SUPPLIED DATA:
"""

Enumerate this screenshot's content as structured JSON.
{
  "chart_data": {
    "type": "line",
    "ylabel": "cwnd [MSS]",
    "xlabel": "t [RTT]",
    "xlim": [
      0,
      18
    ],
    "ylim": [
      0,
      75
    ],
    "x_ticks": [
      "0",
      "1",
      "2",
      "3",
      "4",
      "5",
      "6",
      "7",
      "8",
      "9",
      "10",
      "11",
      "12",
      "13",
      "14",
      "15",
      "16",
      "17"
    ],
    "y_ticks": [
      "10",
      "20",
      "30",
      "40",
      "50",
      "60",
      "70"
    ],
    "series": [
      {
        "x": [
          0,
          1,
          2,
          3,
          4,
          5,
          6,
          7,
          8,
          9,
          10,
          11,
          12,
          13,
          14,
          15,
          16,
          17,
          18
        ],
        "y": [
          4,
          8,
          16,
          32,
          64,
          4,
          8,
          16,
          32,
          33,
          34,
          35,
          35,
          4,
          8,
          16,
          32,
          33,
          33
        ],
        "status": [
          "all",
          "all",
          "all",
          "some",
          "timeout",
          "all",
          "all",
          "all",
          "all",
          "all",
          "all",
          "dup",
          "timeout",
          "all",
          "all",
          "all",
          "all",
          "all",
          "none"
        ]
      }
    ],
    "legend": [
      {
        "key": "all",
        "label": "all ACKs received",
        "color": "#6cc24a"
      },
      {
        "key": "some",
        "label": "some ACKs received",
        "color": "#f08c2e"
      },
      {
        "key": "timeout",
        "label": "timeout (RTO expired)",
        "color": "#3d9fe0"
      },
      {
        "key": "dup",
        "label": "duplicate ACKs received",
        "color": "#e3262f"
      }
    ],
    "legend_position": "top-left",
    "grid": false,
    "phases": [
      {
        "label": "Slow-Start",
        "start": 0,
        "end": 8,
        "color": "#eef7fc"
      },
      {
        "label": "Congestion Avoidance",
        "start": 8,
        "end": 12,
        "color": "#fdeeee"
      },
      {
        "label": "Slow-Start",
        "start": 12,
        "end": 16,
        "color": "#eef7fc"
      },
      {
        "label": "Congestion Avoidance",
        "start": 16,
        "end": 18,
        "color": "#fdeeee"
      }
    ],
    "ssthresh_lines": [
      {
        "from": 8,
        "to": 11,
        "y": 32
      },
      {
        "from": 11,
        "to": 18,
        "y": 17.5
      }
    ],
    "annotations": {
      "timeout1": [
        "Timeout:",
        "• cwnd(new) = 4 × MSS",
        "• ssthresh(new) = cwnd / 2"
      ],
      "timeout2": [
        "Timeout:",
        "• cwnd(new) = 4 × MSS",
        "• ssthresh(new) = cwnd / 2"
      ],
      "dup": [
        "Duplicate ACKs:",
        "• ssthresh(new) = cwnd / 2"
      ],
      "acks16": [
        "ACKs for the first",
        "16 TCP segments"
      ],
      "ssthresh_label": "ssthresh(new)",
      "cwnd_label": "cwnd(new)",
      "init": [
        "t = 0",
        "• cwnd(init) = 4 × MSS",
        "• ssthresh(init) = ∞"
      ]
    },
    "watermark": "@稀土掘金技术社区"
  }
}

"""
"""

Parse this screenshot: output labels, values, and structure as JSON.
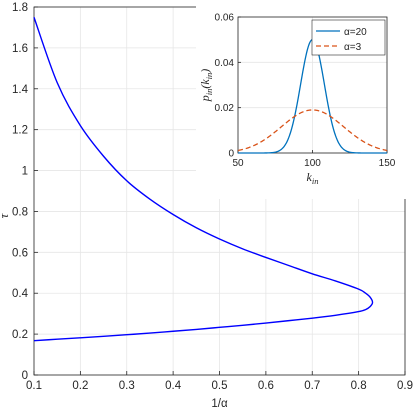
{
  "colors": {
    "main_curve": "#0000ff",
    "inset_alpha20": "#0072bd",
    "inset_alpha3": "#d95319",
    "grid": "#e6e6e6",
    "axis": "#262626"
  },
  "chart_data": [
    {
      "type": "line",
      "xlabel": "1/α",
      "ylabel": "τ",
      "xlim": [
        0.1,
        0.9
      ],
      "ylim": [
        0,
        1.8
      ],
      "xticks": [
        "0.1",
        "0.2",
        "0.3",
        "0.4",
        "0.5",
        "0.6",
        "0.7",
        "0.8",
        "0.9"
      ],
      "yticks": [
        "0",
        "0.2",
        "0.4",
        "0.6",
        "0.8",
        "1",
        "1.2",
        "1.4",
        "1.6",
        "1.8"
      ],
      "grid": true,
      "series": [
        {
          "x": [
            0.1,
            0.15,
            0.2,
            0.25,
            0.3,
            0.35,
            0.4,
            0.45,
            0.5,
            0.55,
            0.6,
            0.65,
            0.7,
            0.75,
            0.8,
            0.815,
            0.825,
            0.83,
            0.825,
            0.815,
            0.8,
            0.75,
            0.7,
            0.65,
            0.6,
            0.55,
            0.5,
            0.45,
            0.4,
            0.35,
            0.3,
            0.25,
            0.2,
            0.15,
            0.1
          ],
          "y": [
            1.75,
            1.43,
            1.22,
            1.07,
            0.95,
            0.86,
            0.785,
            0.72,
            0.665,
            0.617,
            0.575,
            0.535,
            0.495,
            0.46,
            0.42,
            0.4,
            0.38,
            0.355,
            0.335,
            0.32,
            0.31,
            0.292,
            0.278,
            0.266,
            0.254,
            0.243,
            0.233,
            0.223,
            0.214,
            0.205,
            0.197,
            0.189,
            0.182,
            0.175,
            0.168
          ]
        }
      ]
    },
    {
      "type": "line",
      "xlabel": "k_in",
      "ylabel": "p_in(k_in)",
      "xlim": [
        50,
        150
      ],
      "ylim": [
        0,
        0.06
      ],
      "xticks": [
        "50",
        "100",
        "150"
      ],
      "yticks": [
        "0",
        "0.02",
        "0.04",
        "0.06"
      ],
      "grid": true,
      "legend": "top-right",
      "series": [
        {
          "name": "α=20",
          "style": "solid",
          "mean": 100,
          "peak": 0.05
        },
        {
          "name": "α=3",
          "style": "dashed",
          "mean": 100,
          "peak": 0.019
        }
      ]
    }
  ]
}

"""
"""

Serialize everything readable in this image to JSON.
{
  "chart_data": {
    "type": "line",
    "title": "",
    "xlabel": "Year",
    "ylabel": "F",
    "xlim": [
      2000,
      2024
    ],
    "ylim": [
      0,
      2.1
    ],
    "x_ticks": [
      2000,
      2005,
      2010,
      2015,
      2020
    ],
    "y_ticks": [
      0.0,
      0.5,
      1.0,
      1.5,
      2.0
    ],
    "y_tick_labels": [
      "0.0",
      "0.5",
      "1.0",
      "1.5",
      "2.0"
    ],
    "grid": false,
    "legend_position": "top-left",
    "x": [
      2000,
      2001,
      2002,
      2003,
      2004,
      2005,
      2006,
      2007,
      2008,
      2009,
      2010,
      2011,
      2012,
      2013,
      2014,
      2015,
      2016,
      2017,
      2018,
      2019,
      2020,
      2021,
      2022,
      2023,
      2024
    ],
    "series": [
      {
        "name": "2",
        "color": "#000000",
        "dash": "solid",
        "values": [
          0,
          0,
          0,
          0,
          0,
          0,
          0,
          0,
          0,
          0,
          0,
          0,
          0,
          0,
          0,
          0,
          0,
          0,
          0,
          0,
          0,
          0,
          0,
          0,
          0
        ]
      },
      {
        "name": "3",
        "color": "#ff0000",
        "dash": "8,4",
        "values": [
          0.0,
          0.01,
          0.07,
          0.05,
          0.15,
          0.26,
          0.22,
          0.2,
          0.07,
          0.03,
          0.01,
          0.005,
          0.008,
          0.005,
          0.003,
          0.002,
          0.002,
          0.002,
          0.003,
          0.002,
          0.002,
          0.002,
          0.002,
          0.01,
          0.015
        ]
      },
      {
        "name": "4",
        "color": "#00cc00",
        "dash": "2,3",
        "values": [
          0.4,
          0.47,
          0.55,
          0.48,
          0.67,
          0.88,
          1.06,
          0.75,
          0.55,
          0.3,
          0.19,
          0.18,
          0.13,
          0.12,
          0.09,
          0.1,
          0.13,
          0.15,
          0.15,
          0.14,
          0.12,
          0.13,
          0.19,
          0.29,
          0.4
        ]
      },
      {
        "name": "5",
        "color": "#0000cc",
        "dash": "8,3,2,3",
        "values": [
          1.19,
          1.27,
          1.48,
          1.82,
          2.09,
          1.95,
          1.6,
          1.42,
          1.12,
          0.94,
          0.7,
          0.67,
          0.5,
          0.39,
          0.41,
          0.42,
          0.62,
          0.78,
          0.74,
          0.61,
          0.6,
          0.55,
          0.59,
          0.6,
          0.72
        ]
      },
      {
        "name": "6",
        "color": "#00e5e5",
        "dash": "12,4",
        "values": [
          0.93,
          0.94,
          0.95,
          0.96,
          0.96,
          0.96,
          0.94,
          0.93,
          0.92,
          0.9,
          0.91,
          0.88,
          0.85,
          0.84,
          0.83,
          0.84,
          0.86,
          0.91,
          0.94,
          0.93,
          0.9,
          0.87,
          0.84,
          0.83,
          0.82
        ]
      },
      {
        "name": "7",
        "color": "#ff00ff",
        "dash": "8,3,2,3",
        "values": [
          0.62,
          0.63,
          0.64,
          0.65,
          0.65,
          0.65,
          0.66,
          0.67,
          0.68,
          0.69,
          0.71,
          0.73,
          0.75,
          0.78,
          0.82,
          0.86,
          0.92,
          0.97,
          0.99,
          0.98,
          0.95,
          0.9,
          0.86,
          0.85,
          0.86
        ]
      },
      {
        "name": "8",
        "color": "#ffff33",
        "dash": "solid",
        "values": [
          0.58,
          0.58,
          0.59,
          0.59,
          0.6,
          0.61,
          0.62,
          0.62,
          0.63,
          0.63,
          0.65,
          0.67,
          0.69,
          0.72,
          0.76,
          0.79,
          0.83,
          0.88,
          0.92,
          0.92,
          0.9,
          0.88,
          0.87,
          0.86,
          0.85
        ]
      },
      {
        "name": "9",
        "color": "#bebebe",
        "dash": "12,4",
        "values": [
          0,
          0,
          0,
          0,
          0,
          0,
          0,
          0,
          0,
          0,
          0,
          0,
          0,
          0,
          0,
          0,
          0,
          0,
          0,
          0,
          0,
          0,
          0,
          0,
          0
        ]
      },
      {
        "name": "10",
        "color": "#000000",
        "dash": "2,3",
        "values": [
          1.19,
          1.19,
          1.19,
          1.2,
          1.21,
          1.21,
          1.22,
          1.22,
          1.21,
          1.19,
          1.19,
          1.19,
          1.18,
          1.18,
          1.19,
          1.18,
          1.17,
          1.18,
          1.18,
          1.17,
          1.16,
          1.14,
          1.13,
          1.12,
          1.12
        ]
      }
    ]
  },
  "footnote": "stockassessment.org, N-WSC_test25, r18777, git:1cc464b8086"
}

"""

WHAT IS NEEDED: Scan the material above. Extract every line in which the word "this" occurs.

TASK RESPONSE:
Enumerate this screenshot's content as structured JSON.
Parse this screenshot: output labels, values, and structure as JSON.
Serialize everything readable in this image to JSON.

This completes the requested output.